DATA PROVIDED:
•••

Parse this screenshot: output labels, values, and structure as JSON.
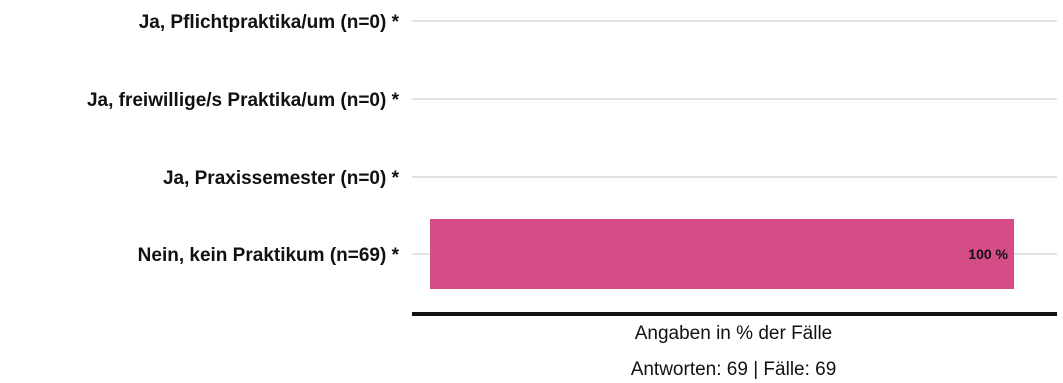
{
  "chart_data": {
    "type": "bar",
    "orientation": "horizontal",
    "categories": [
      "Ja, Pflichtpraktika/um (n=0) *",
      "Ja, freiwillige/s Praktika/um (n=0) *",
      "Ja, Praxissemester (n=0) *",
      "Nein, kein Praktikum (n=69) *"
    ],
    "values": [
      0,
      0,
      0,
      100
    ],
    "data_labels": [
      "",
      "",
      "",
      "100 %"
    ],
    "xlim": [
      0,
      100
    ],
    "grid": true,
    "bar_color": "#d44d86",
    "grid_color": "#e3e3e3",
    "axis_color": "#111111",
    "xlabel": "Angaben in % der Fälle",
    "footer": "Antworten: 69 | Fälle: 69"
  }
}
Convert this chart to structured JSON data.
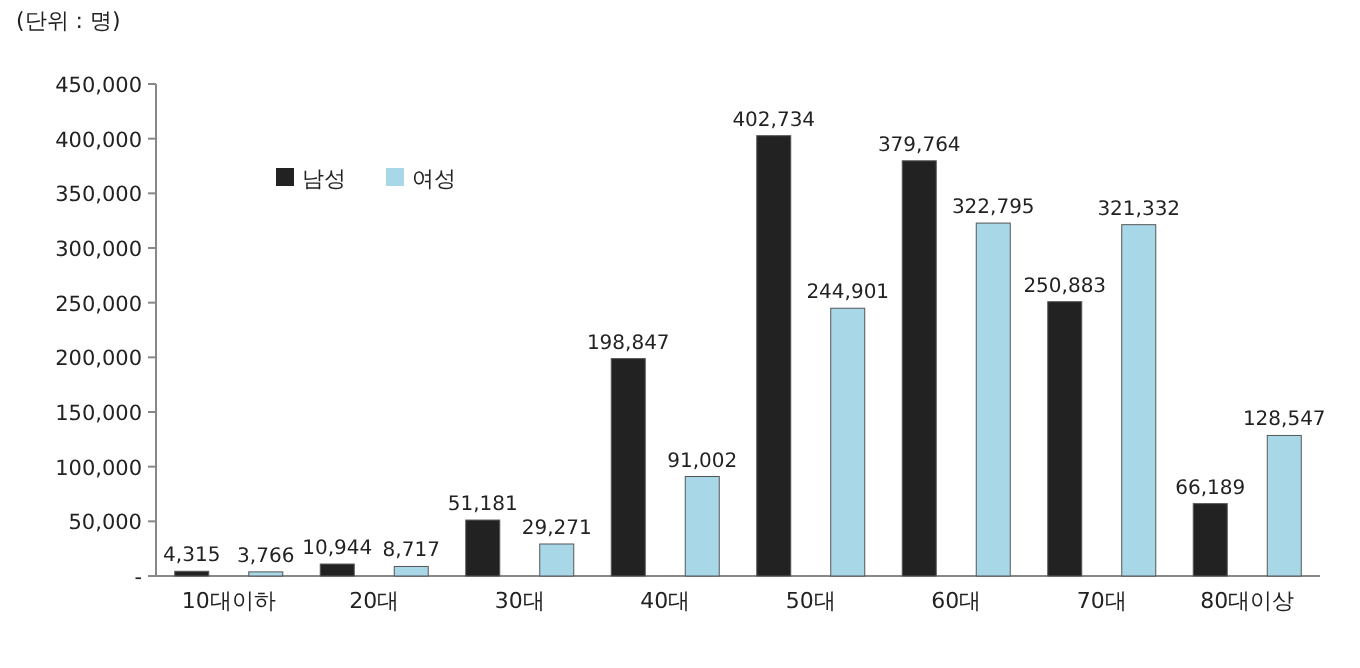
{
  "chart_data": {
    "type": "bar",
    "annotations": [
      "(단위 : 명)"
    ],
    "categories": [
      "10대이하",
      "20대",
      "30대",
      "40대",
      "50대",
      "60대",
      "70대",
      "80대이상"
    ],
    "series": [
      {
        "name": "남성",
        "color": "#222222",
        "values": [
          4315,
          10944,
          51181,
          198847,
          402734,
          379764,
          250883,
          66189
        ],
        "value_labels": [
          "4,315",
          "10,944",
          "51,181",
          "198,847",
          "402,734",
          "379,764",
          "250,883",
          "66,189"
        ]
      },
      {
        "name": "여성",
        "color": "#a8d8e8",
        "values": [
          3766,
          8717,
          29271,
          91002,
          244901,
          322795,
          321332,
          128547
        ],
        "value_labels": [
          "3,766",
          "8,717",
          "29,271",
          "91,002",
          "244,901",
          "322,795",
          "321,332",
          "128,547"
        ]
      }
    ],
    "ylim": [
      0,
      450000
    ],
    "yticks": [
      {
        "value": 0,
        "label": "-"
      },
      {
        "value": 50000,
        "label": "50,000"
      },
      {
        "value": 100000,
        "label": "100,000"
      },
      {
        "value": 150000,
        "label": "150,000"
      },
      {
        "value": 200000,
        "label": "200,000"
      },
      {
        "value": 250000,
        "label": "250,000"
      },
      {
        "value": 300000,
        "label": "300,000"
      },
      {
        "value": 350000,
        "label": "350,000"
      },
      {
        "value": 400000,
        "label": "400,000"
      },
      {
        "value": 450000,
        "label": "450,000"
      }
    ],
    "legend": "top left",
    "grid": false
  }
}
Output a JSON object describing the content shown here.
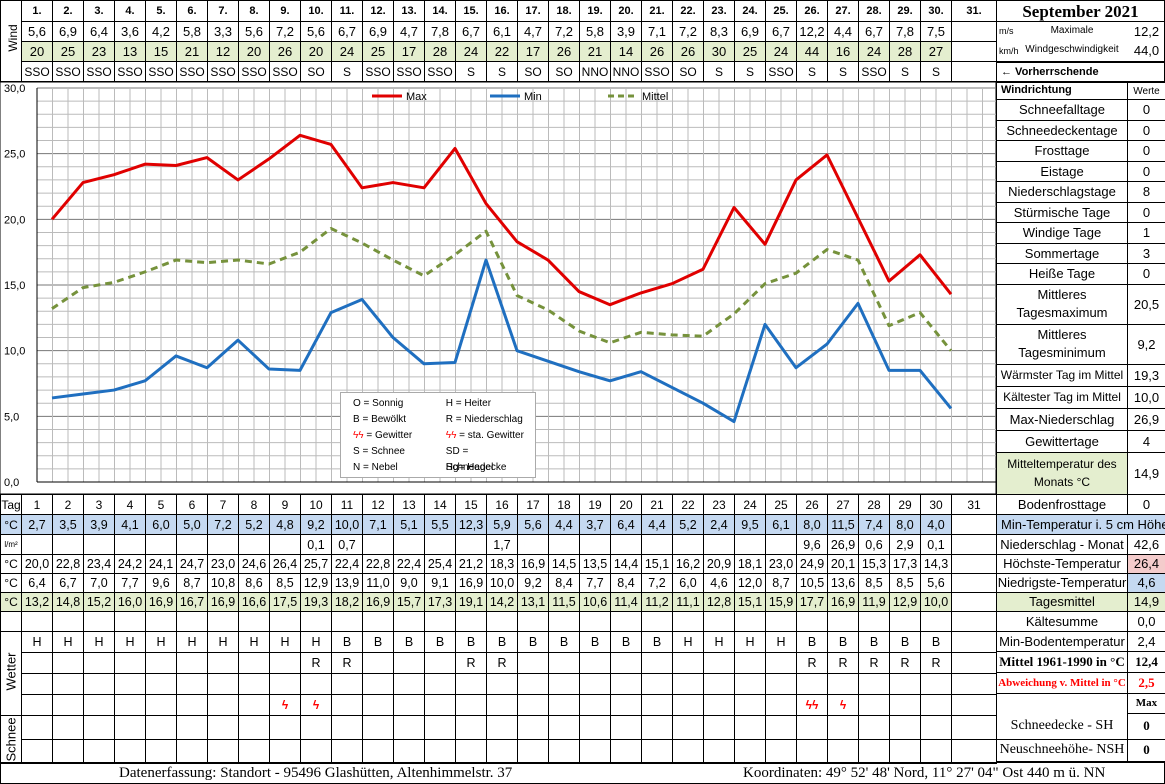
{
  "title": "September 2021",
  "days": [
    "1.",
    "2.",
    "3.",
    "4.",
    "5.",
    "6.",
    "7.",
    "8.",
    "9.",
    "10.",
    "11.",
    "12.",
    "13.",
    "14.",
    "15.",
    "16.",
    "17.",
    "18.",
    "19.",
    "20.",
    "21.",
    "22.",
    "23.",
    "24.",
    "25.",
    "26.",
    "27.",
    "28.",
    "29.",
    "30.",
    "31."
  ],
  "days_short": [
    "1",
    "2",
    "3",
    "4",
    "5",
    "6",
    "7",
    "8",
    "9",
    "10",
    "11",
    "12",
    "13",
    "14",
    "15",
    "16",
    "17",
    "18",
    "19",
    "20",
    "21",
    "22",
    "23",
    "24",
    "25",
    "26",
    "27",
    "28",
    "29",
    "30",
    "31"
  ],
  "wind": {
    "side_label": "Wind",
    "ms": [
      "5,6",
      "6,9",
      "6,4",
      "3,6",
      "4,2",
      "5,8",
      "3,3",
      "5,6",
      "7,2",
      "5,6",
      "6,7",
      "6,9",
      "4,7",
      "7,8",
      "6,7",
      "6,1",
      "4,7",
      "7,2",
      "5,8",
      "3,9",
      "7,1",
      "7,2",
      "8,3",
      "6,9",
      "6,7",
      "12,2",
      "4,4",
      "6,7",
      "7,8",
      "7,5",
      ""
    ],
    "kmh": [
      "20",
      "25",
      "23",
      "13",
      "15",
      "21",
      "12",
      "20",
      "26",
      "20",
      "24",
      "25",
      "17",
      "28",
      "24",
      "22",
      "17",
      "26",
      "21",
      "14",
      "26",
      "26",
      "30",
      "25",
      "24",
      "44",
      "16",
      "24",
      "28",
      "27",
      ""
    ],
    "dir": [
      "SSO",
      "SSO",
      "SSO",
      "SSO",
      "SSO",
      "SSO",
      "SSO",
      "SSO",
      "SSO",
      "SO",
      "S",
      "SSO",
      "SSO",
      "SSO",
      "S",
      "S",
      "SO",
      "SO",
      "NNO",
      "NNO",
      "SSO",
      "SO",
      "S",
      "S",
      "SSO",
      "S",
      "S",
      "SSO",
      "S",
      "S",
      ""
    ],
    "unit_ms": "m/s",
    "unit_kmh": "km/h",
    "max_label_1": "Maximale",
    "max_label_2": "Windgeschwindigkeit",
    "max_ms": "12,2",
    "max_kmh": "44,0",
    "dir_note": "← Vorherrschende Windrichtung"
  },
  "legend": {
    "max": "Max",
    "min": "Min",
    "mittel": "Mittel"
  },
  "key": [
    [
      "O = Sonnig",
      "H = Heiter"
    ],
    [
      "B = Bewölkt",
      "R = Niederschlag"
    ],
    [
      "ϟϟ = Gewitter",
      "ϟϟ = sta. Gewitter"
    ],
    [
      "S = Schnee",
      "SD = Schneedecke"
    ],
    [
      "N = Nebel",
      "Hg= Hagel"
    ]
  ],
  "chart_data": {
    "type": "line",
    "x": [
      1,
      2,
      3,
      4,
      5,
      6,
      7,
      8,
      9,
      10,
      11,
      12,
      13,
      14,
      15,
      16,
      17,
      18,
      19,
      20,
      21,
      22,
      23,
      24,
      25,
      26,
      27,
      28,
      29,
      30
    ],
    "ylim": [
      0,
      30
    ],
    "yticks": [
      "0,0",
      "5,0",
      "10,0",
      "15,0",
      "20,0",
      "25,0",
      "30,0"
    ],
    "series": [
      {
        "name": "Max",
        "color": "#e00000",
        "dash": false,
        "values": [
          20.0,
          22.8,
          23.4,
          24.2,
          24.1,
          24.7,
          23.0,
          24.6,
          26.4,
          25.7,
          22.4,
          22.8,
          22.4,
          25.4,
          21.2,
          18.3,
          16.9,
          14.5,
          13.5,
          14.4,
          15.1,
          16.2,
          20.9,
          18.1,
          23.0,
          24.9,
          20.1,
          15.3,
          17.3,
          14.3
        ]
      },
      {
        "name": "Min",
        "color": "#1f6fc0",
        "dash": false,
        "values": [
          6.4,
          6.7,
          7.0,
          7.7,
          9.6,
          8.7,
          10.8,
          8.6,
          8.5,
          12.9,
          13.9,
          11.0,
          9.0,
          9.1,
          16.9,
          10.0,
          9.2,
          8.4,
          7.7,
          8.4,
          7.2,
          6.0,
          4.6,
          12.0,
          8.7,
          10.5,
          13.6,
          8.5,
          8.5,
          5.6
        ]
      },
      {
        "name": "Mittel",
        "color": "#76923c",
        "dash": true,
        "values": [
          13.2,
          14.8,
          15.2,
          16.0,
          16.9,
          16.7,
          16.9,
          16.6,
          17.5,
          19.3,
          18.2,
          16.9,
          15.7,
          17.3,
          19.1,
          14.2,
          13.1,
          11.5,
          10.6,
          11.4,
          11.2,
          11.1,
          12.8,
          15.1,
          15.9,
          17.7,
          16.9,
          11.9,
          12.9,
          10.0
        ]
      }
    ],
    "grid": true,
    "legend_position": "top"
  },
  "rows": {
    "tag": "Tag",
    "boden_label": "°C",
    "boden": [
      "2,7",
      "3,5",
      "3,9",
      "4,1",
      "6,0",
      "5,0",
      "7,2",
      "5,2",
      "4,8",
      "9,2",
      "10,0",
      "7,1",
      "5,1",
      "5,5",
      "12,3",
      "5,9",
      "5,6",
      "4,4",
      "3,7",
      "6,4",
      "4,4",
      "5,2",
      "2,4",
      "9,5",
      "6,1",
      "8,0",
      "11,5",
      "7,4",
      "8,0",
      "4,0",
      ""
    ],
    "nied_label": "l/m²",
    "nied": [
      "",
      "",
      "",
      "",
      "",
      "",
      "",
      "",
      "",
      "0,1",
      "0,7",
      "",
      "",
      "",
      "",
      "1,7",
      "",
      "",
      "",
      "",
      "",
      "",
      "",
      "",
      "",
      "9,6",
      "26,9",
      "0,6",
      "2,9",
      "0,1",
      ""
    ],
    "max_label": "°C",
    "max": [
      "20,0",
      "22,8",
      "23,4",
      "24,2",
      "24,1",
      "24,7",
      "23,0",
      "24,6",
      "26,4",
      "25,7",
      "22,4",
      "22,8",
      "22,4",
      "25,4",
      "21,2",
      "18,3",
      "16,9",
      "14,5",
      "13,5",
      "14,4",
      "15,1",
      "16,2",
      "20,9",
      "18,1",
      "23,0",
      "24,9",
      "20,1",
      "15,3",
      "17,3",
      "14,3",
      ""
    ],
    "min_label": "°C",
    "min": [
      "6,4",
      "6,7",
      "7,0",
      "7,7",
      "9,6",
      "8,7",
      "10,8",
      "8,6",
      "8,5",
      "12,9",
      "13,9",
      "11,0",
      "9,0",
      "9,1",
      "16,9",
      "10,0",
      "9,2",
      "8,4",
      "7,7",
      "8,4",
      "7,2",
      "6,0",
      "4,6",
      "12,0",
      "8,7",
      "10,5",
      "13,6",
      "8,5",
      "8,5",
      "5,6",
      ""
    ],
    "mit_label": "°C",
    "mit": [
      "13,2",
      "14,8",
      "15,2",
      "16,0",
      "16,9",
      "16,7",
      "16,9",
      "16,6",
      "17,5",
      "19,3",
      "18,2",
      "16,9",
      "15,7",
      "17,3",
      "19,1",
      "14,2",
      "13,1",
      "11,5",
      "10,6",
      "11,4",
      "11,2",
      "11,1",
      "12,8",
      "15,1",
      "15,9",
      "17,7",
      "16,9",
      "11,9",
      "12,9",
      "10,0",
      ""
    ]
  },
  "weather": {
    "side_label": "Wetter",
    "w1": [
      "H",
      "H",
      "H",
      "H",
      "H",
      "H",
      "H",
      "H",
      "H",
      "H",
      "B",
      "B",
      "B",
      "B",
      "B",
      "B",
      "B",
      "B",
      "B",
      "B",
      "B",
      "H",
      "H",
      "H",
      "H",
      "B",
      "B",
      "B",
      "B",
      "B",
      ""
    ],
    "w2": [
      "",
      "",
      "",
      "",
      "",
      "",
      "",
      "",
      "",
      "R",
      "R",
      "",
      "",
      "",
      "R",
      "R",
      "",
      "",
      "",
      "",
      "",
      "",
      "",
      "",
      "",
      "R",
      "R",
      "R",
      "R",
      "R",
      ""
    ],
    "storm": [
      "",
      "",
      "",
      "",
      "",
      "",
      "",
      "",
      "ϟ",
      "ϟ",
      "",
      "",
      "",
      "",
      "",
      "",
      "",
      "",
      "",
      "",
      "",
      "",
      "",
      "",
      "",
      "ϟϟ",
      "ϟ",
      "",
      "",
      "",
      ""
    ]
  },
  "snow": {
    "side_label": "Schnee"
  },
  "right": {
    "werte_label": "Werte",
    "stats": [
      {
        "label": "Schneefalltage",
        "value": "0"
      },
      {
        "label": "Schneedeckentage",
        "value": "0"
      },
      {
        "label": "Frosttage",
        "value": "0"
      },
      {
        "label": "Eistage",
        "value": "0"
      },
      {
        "label": "Niederschlagstage",
        "value": "8"
      },
      {
        "label": "Stürmische Tage",
        "value": "0"
      },
      {
        "label": "Windige Tage",
        "value": "1"
      },
      {
        "label": "Sommertage",
        "value": "3"
      },
      {
        "label": "Heiße Tage",
        "value": "0"
      }
    ],
    "mittl_max_1": "Mittleres",
    "mittl_max_2": "Tagesmaximum",
    "mittl_max_value": "20,5",
    "mittl_min_1": "Mittleres",
    "mittl_min_2": "Tagesminimum",
    "mittl_min_value": "9,2",
    "stats2": [
      {
        "label": "Wärmster Tag im Mittel",
        "value": "19,3"
      },
      {
        "label": "Kältester Tag im Mittel",
        "value": "10,0"
      },
      {
        "label": "Max-Niederschlag",
        "value": "26,9"
      },
      {
        "label": "Gewittertage",
        "value": "4"
      }
    ],
    "monat_1": "Mitteltemperatur des",
    "monat_2": "Monats °C",
    "monat_value": "14,9",
    "bodenfrost_label": "Bodenfrosttage",
    "bodenfrost_value": "0",
    "lower": [
      {
        "label": "Min-Temperatur i. 5 cm Höhe",
        "value": ""
      },
      {
        "label": "Niederschlag - Monat",
        "value": "42,6"
      },
      {
        "label": "Höchste-Temperatur",
        "value": "26,4"
      },
      {
        "label": "Niedrigste-Temperatur",
        "value": "4,6"
      },
      {
        "label": "Tagesmittel",
        "value": "14,9"
      },
      {
        "label": "Kältesumme",
        "value": "0,0"
      },
      {
        "label": "Min-Bodentemperatur",
        "value": "2,4"
      },
      {
        "label": "Mittel 1961-1990 in °C",
        "value": "12,4"
      },
      {
        "label": "Abweichung v. Mittel in °C",
        "value": "2,5"
      }
    ],
    "max_hdr": "Max",
    "sh_label": "Schneedecke -  SH",
    "sh_value": "0",
    "nsh_label": "Neuschneehöhe- NSH",
    "nsh_value": "0"
  },
  "footer": {
    "left": "Datenerfassung:  Standort -  95496  Glashütten, Altenhimmelstr. 37",
    "right": "Koordinaten:  49° 52' 48' Nord,  11° 27' 04\" Ost  440 m ü. NN"
  }
}
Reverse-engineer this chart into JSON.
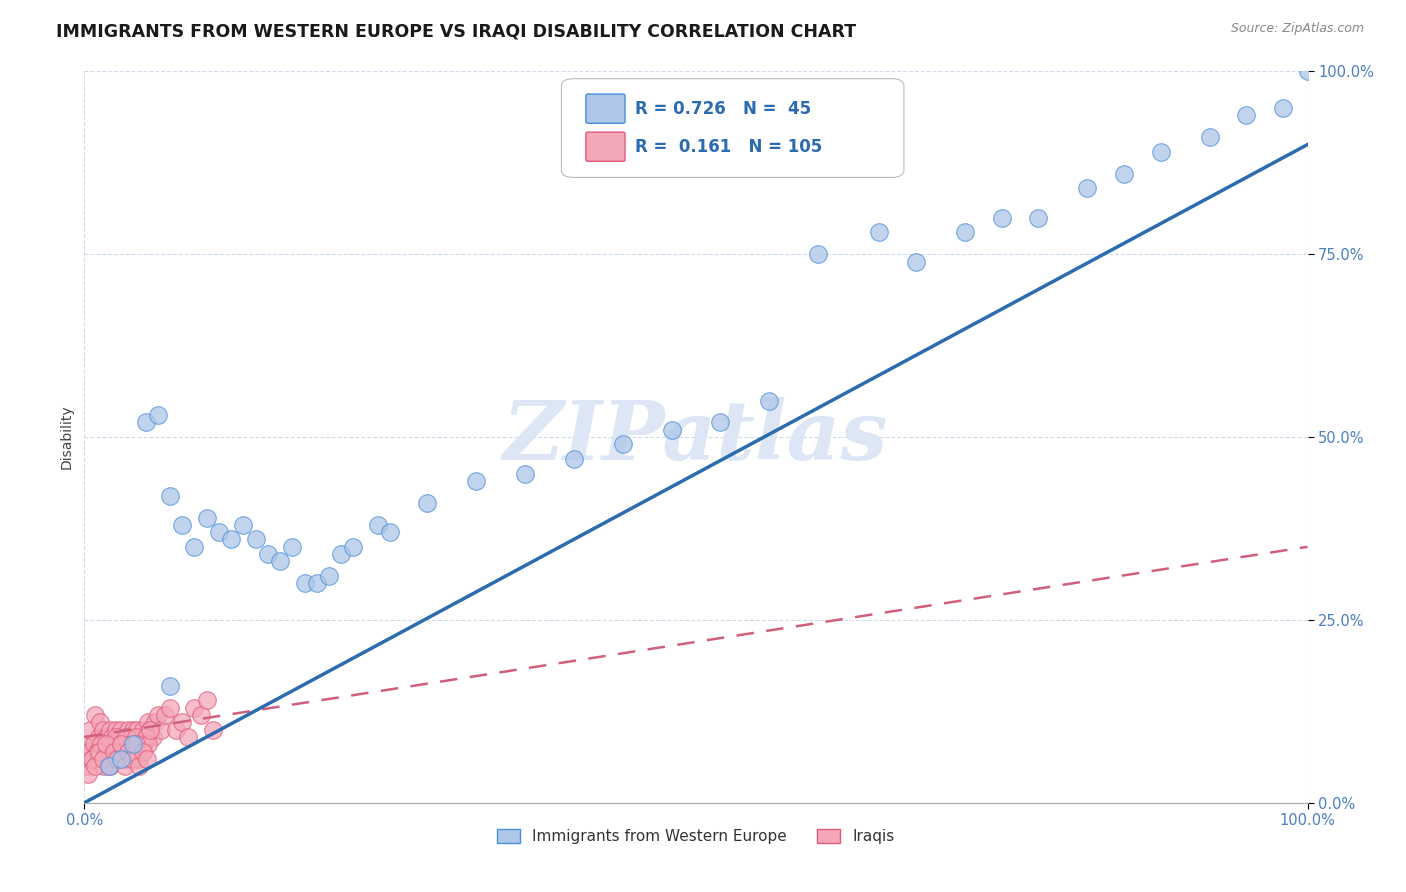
{
  "title": "IMMIGRANTS FROM WESTERN EUROPE VS IRAQI DISABILITY CORRELATION CHART",
  "source": "Source: ZipAtlas.com",
  "ylabel": "Disability",
  "yticks_labels": [
    "0.0%",
    "25.0%",
    "50.0%",
    "75.0%",
    "100.0%"
  ],
  "ytick_vals": [
    0,
    25,
    50,
    75,
    100
  ],
  "legend_blue_label": "Immigrants from Western Europe",
  "legend_pink_label": "Iraqis",
  "blue_R": 0.726,
  "blue_N": 45,
  "pink_R": 0.161,
  "pink_N": 105,
  "blue_fill": "#aec6e8",
  "blue_edge": "#4a90d9",
  "pink_fill": "#f4a7b9",
  "pink_edge": "#e05a7a",
  "blue_line_color": "#2b6cb0",
  "pink_line_color": "#d0607a",
  "watermark": "ZIPatlas",
  "watermark_color": "#dce6f5",
  "blue_x": [
    2,
    4,
    5,
    6,
    7,
    8,
    9,
    10,
    11,
    12,
    13,
    14,
    15,
    16,
    17,
    18,
    19,
    20,
    21,
    22,
    24,
    25,
    28,
    32,
    36,
    40,
    44,
    48,
    52,
    56,
    60,
    65,
    68,
    72,
    75,
    78,
    82,
    85,
    88,
    92,
    95,
    98,
    100,
    3,
    7
  ],
  "blue_y": [
    5,
    8,
    52,
    53,
    42,
    38,
    35,
    39,
    37,
    36,
    38,
    36,
    34,
    33,
    35,
    30,
    30,
    31,
    34,
    35,
    38,
    37,
    41,
    44,
    45,
    47,
    49,
    51,
    52,
    55,
    75,
    78,
    74,
    78,
    80,
    80,
    84,
    86,
    89,
    91,
    94,
    95,
    100,
    6,
    16
  ],
  "pink_x": [
    0.3,
    0.5,
    0.7,
    0.9,
    1.0,
    1.1,
    1.2,
    1.3,
    1.4,
    1.5,
    1.6,
    1.7,
    1.8,
    1.9,
    2.0,
    2.1,
    2.2,
    2.3,
    2.4,
    2.5,
    2.6,
    2.7,
    2.8,
    2.9,
    3.0,
    3.1,
    3.2,
    3.3,
    3.4,
    3.5,
    3.6,
    3.7,
    3.8,
    3.9,
    4.0,
    4.1,
    4.2,
    4.3,
    4.4,
    4.5,
    4.6,
    4.7,
    4.8,
    4.9,
    5.0,
    5.2,
    5.4,
    5.6,
    5.8,
    6.0,
    6.3,
    6.6,
    7.0,
    7.5,
    8.0,
    8.5,
    9.0,
    9.5,
    10.0,
    10.5,
    0.2,
    0.4,
    0.6,
    0.8,
    1.0,
    1.2,
    1.4,
    1.6,
    1.8,
    2.0,
    2.2,
    2.4,
    2.6,
    2.8,
    3.0,
    3.2,
    3.4,
    3.6,
    3.8,
    4.0,
    4.2,
    4.4,
    4.6,
    4.8,
    5.0,
    5.2,
    5.4,
    0.3,
    0.6,
    0.9,
    1.2,
    1.5,
    1.8,
    2.1,
    2.4,
    2.7,
    3.0,
    3.3,
    3.6,
    3.9,
    4.2,
    4.5,
    4.8,
    5.1
  ],
  "pink_y": [
    8,
    10,
    6,
    12,
    8,
    7,
    9,
    11,
    7,
    10,
    8,
    6,
    9,
    7,
    8,
    10,
    7,
    9,
    8,
    6,
    10,
    7,
    9,
    8,
    10,
    8,
    7,
    9,
    6,
    8,
    10,
    7,
    9,
    8,
    10,
    7,
    8,
    10,
    6,
    9,
    8,
    7,
    10,
    8,
    9,
    11,
    10,
    9,
    11,
    12,
    10,
    12,
    13,
    10,
    11,
    9,
    13,
    12,
    14,
    10,
    5,
    7,
    6,
    8,
    7,
    6,
    8,
    5,
    7,
    6,
    8,
    7,
    9,
    6,
    8,
    7,
    9,
    6,
    8,
    7,
    9,
    6,
    8,
    7,
    9,
    8,
    10,
    4,
    6,
    5,
    7,
    6,
    8,
    5,
    7,
    6,
    8,
    5,
    7,
    6,
    8,
    5,
    7,
    6
  ]
}
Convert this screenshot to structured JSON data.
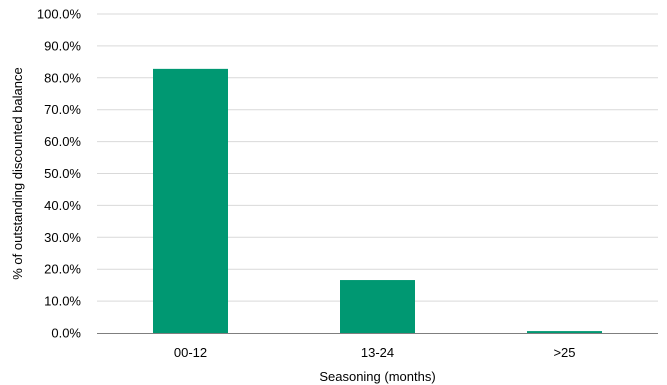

•••

Identify every line above that includes the word "left", and show those lines.

FULL RESPONSE:
    "legend": "top left",
    "left": "Datenerfassung:  Standort -  95496  Glashütten, Altenhimmelstr. 37",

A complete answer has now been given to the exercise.